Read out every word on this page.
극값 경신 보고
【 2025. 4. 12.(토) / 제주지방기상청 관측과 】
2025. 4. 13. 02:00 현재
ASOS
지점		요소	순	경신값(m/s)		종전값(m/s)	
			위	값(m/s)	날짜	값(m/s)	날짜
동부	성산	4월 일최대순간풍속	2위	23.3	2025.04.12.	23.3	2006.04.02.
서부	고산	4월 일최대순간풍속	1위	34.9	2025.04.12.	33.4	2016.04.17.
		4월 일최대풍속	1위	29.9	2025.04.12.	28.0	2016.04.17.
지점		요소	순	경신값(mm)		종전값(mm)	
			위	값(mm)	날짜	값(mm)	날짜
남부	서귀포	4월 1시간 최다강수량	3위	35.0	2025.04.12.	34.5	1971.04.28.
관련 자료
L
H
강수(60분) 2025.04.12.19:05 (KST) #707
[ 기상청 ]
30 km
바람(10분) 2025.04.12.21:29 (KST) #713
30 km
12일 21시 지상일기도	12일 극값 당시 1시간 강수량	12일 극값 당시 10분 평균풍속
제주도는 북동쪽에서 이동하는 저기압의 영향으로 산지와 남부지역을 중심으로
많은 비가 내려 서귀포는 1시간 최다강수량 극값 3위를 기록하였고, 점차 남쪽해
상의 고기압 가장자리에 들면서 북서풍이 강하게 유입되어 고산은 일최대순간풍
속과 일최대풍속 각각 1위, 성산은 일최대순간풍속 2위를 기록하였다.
=-=-=
Aim
Word for word, write out the data.

Written solution
Read out every word on this page.
극값 경신 보고
【 2025. 4. 12.(토) / 제주지방기상청 관측과 】
2025. 4. 13. 02:00 현재
ASOS
지점		요소	순	경신값(m/s)		종전값(m/s)	
			위	값(m/s)	날짜	값(m/s)	날짜
동부	성산	4월 일최대순간풍속	2위	23.3	2025.04.12.	23.3	2006.04.02.
서부	고산	4월 일최대순간풍속	1위	34.9	2025.04.12.	33.4	2016.04.17.
		4월 일최대풍속	1위	29.9	2025.04.12.	28.0	2016.04.17.
지점		요소	순	경신값(mm)		종전값(mm)	
			위	값(mm)	날짜	값(mm)	날짜
남부	서귀포	4월 1시간 최다강수량	3위	35.0	2025.04.12.	34.5	1971.04.28.
관련 자료
L
H
강수(60분) 2025.04.12.19:05 (KST) #707
[ 기상청 ]
30 km
바람(10분) 2025.04.12.21:29 (KST) #713
30 km
12일 21시 지상일기도	12일 극값 당시 1시간 강수량	12일 극값 당시 10분 평균풍속
제주도는 북동쪽에서 이동하는 저기압의 영향으로 산지와 남부지역을 중심으로
많은 비가 내려 서귀포는 1시간 최다강수량 극값 3위를 기록하였고, 점차 남쪽해
상의 고기압 가장자리에 들면서 북서풍이 강하게 유입되어 고산은 일최대순간풍
속과 일최대풍속 각각 1위, 성산은 일최대순간풍속 2위를 기록하였다.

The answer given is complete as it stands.